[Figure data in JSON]
────────────────────────────────────────

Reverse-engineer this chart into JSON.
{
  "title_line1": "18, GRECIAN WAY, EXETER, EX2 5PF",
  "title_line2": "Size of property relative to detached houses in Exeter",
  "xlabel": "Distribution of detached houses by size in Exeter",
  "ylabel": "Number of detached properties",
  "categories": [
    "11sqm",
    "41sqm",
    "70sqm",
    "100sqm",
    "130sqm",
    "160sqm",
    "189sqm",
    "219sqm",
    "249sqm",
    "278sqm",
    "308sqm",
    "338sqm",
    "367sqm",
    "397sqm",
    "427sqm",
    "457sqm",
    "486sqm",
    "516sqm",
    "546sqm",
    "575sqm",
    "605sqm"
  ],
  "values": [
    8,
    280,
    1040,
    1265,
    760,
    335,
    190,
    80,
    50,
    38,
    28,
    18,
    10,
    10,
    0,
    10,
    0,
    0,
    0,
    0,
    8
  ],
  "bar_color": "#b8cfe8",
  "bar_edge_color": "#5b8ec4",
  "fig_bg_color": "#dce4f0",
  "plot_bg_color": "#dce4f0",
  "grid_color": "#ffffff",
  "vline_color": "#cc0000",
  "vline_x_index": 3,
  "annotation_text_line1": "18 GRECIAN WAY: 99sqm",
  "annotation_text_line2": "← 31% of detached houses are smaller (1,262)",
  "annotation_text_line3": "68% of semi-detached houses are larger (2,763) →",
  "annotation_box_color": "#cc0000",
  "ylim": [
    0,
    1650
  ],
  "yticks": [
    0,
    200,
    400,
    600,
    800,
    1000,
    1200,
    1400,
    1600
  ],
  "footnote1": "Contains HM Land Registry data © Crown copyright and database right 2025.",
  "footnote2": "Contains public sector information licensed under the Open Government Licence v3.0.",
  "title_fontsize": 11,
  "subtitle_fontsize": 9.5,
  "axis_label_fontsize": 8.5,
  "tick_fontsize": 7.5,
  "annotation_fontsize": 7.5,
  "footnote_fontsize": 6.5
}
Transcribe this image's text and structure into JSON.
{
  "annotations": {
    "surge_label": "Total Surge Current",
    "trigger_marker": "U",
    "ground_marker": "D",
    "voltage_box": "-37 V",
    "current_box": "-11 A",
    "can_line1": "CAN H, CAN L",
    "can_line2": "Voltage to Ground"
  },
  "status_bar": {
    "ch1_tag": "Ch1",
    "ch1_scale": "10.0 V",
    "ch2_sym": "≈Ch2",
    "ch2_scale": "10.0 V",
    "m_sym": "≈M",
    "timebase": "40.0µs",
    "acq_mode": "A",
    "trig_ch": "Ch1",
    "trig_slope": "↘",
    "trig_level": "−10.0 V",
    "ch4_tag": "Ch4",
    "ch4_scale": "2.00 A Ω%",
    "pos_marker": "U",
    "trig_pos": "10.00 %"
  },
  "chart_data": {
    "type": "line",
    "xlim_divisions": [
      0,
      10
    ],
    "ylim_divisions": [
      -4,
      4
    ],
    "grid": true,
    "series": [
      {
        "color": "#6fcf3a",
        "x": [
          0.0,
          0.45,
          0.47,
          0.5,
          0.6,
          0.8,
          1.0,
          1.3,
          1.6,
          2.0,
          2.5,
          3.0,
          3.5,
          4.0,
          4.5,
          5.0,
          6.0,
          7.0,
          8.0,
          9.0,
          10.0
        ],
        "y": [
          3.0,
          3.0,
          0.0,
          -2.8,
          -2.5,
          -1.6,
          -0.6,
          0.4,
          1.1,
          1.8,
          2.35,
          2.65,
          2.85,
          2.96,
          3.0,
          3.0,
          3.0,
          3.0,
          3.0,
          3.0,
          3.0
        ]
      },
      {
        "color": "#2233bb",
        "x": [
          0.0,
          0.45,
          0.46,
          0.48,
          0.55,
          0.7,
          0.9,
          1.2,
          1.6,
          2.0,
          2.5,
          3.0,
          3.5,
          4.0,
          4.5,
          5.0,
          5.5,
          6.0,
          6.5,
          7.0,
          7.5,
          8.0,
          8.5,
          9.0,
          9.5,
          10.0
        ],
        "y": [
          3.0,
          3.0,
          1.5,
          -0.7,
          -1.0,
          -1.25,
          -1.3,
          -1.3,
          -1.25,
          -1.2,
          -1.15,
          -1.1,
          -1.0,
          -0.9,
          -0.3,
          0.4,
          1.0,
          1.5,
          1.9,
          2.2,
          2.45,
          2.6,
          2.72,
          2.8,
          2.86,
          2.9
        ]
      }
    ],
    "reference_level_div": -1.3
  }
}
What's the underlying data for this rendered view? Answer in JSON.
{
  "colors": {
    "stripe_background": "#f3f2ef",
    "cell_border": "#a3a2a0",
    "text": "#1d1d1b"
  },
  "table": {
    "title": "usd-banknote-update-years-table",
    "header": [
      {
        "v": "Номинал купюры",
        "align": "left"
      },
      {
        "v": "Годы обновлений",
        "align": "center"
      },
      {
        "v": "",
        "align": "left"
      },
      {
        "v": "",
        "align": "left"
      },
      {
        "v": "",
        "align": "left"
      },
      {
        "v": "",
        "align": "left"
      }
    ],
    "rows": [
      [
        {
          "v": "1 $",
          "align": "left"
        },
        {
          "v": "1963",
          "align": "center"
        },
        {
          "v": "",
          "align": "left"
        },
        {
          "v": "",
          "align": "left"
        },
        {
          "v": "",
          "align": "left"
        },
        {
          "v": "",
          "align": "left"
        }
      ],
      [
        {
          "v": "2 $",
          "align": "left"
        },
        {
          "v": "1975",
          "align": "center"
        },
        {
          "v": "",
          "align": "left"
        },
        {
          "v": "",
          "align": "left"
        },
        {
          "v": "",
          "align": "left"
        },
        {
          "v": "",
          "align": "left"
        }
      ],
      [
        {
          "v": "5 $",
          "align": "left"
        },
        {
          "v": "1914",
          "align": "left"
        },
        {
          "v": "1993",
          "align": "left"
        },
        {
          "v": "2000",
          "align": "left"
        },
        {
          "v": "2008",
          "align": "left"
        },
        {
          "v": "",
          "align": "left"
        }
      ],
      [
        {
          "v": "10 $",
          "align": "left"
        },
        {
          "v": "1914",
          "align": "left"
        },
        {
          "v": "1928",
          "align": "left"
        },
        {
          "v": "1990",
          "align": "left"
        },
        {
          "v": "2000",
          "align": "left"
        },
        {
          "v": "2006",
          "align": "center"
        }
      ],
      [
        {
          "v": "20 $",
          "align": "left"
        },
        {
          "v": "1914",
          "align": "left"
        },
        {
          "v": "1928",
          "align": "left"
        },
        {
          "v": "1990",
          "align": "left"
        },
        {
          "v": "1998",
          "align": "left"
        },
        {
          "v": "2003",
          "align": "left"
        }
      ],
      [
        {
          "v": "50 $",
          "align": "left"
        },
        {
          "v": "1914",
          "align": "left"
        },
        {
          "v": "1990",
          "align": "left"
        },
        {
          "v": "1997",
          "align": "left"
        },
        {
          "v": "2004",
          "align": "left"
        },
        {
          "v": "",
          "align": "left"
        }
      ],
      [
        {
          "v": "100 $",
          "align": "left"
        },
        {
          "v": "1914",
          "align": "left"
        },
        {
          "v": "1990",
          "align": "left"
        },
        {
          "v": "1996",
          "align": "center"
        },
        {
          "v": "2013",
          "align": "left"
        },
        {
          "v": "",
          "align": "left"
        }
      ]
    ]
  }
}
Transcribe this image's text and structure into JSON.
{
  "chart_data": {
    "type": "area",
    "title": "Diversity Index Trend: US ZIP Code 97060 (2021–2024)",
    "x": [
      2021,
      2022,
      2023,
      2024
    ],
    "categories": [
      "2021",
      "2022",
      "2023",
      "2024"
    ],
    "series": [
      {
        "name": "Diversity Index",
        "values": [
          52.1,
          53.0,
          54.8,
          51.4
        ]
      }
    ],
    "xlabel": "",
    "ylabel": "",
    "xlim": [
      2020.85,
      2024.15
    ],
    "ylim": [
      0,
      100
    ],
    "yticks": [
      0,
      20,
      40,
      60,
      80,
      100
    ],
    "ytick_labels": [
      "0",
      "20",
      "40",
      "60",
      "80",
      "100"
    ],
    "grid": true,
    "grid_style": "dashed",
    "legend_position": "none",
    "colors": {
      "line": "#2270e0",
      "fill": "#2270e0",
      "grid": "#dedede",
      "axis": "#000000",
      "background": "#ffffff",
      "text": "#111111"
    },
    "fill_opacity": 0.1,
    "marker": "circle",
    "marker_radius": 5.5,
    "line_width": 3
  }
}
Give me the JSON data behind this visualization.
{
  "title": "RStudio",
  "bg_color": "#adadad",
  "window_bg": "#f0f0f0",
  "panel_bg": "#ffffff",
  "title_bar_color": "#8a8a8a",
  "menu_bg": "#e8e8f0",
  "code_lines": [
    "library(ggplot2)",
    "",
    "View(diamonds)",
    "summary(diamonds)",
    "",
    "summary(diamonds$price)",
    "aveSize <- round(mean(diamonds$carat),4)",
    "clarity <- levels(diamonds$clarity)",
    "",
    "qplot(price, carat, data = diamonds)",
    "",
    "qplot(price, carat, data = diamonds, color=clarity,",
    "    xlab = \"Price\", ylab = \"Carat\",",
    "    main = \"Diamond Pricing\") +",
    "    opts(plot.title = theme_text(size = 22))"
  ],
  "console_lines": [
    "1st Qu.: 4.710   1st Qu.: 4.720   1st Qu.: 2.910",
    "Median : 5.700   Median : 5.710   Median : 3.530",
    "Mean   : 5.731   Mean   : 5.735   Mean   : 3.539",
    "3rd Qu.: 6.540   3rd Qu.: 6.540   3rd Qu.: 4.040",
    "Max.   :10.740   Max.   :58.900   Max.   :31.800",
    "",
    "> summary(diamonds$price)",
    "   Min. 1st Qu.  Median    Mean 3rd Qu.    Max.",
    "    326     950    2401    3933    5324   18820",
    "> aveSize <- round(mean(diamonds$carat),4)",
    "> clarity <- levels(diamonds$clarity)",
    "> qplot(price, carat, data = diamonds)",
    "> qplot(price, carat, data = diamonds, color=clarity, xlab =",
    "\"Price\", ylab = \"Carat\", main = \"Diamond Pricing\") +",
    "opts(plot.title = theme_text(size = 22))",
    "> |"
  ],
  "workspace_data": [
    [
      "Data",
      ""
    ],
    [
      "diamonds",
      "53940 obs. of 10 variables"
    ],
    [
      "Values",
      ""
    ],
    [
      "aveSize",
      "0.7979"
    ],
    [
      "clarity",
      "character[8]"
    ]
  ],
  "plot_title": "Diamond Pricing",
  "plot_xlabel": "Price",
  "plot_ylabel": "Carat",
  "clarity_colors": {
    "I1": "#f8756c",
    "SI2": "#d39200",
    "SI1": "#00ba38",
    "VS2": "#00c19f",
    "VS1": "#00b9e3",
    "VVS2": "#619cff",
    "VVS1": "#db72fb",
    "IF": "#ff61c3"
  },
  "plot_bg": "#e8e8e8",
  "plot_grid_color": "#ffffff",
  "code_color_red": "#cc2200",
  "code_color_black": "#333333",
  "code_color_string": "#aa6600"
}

────────────────────────────────────────

» What you need to do
Gather all lines where the word "opts" appears.

» Response to this task
    "    opts(plot.title = theme_text(size = 22))"
    "opts(plot.title = theme_text(size = 22))",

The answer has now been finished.